%%

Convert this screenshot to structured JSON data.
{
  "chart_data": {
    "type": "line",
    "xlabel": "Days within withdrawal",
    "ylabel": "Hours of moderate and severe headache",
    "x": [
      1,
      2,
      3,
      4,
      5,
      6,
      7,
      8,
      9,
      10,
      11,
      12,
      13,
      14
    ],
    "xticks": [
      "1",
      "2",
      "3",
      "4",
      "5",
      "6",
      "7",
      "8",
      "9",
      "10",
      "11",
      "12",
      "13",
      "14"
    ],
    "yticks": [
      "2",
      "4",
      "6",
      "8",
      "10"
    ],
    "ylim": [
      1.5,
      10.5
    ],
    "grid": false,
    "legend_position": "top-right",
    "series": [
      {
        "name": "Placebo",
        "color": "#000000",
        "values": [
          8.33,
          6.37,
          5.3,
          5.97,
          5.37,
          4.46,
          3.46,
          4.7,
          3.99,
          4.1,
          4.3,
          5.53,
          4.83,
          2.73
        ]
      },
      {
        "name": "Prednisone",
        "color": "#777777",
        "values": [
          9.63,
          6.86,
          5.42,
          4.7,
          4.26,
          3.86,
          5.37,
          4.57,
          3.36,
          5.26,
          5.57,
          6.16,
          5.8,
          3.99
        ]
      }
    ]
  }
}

%%

Repeat the listing exactly, from its first line to its last.

Convert this screenshot to structured JSON data.
{
  "chart_data": {
    "type": "line",
    "xlabel": "Days within withdrawal",
    "ylabel": "Hours of moderate and severe headache",
    "x": [
      1,
      2,
      3,
      4,
      5,
      6,
      7,
      8,
      9,
      10,
      11,
      12,
      13,
      14
    ],
    "xticks": [
      "1",
      "2",
      "3",
      "4",
      "5",
      "6",
      "7",
      "8",
      "9",
      "10",
      "11",
      "12",
      "13",
      "14"
    ],
    "yticks": [
      "2",
      "4",
      "6",
      "8",
      "10"
    ],
    "ylim": [
      1.5,
      10.5
    ],
    "grid": false,
    "legend_position": "top-right",
    "series": [
      {
        "name": "Placebo",
        "color": "#000000",
        "values": [
          8.33,
          6.37,
          5.3,
          5.97,
          5.37,
          4.46,
          3.46,
          4.7,
          3.99,
          4.1,
          4.3,
          5.53,
          4.83,
          2.73
        ]
      },
      {
        "name": "Prednisone",
        "color": "#777777",
        "values": [
          9.63,
          6.86,
          5.42,
          4.7,
          4.26,
          3.86,
          5.37,
          4.57,
          3.36,
          5.26,
          5.57,
          6.16,
          5.8,
          3.99
        ]
      }
    ]
  }
}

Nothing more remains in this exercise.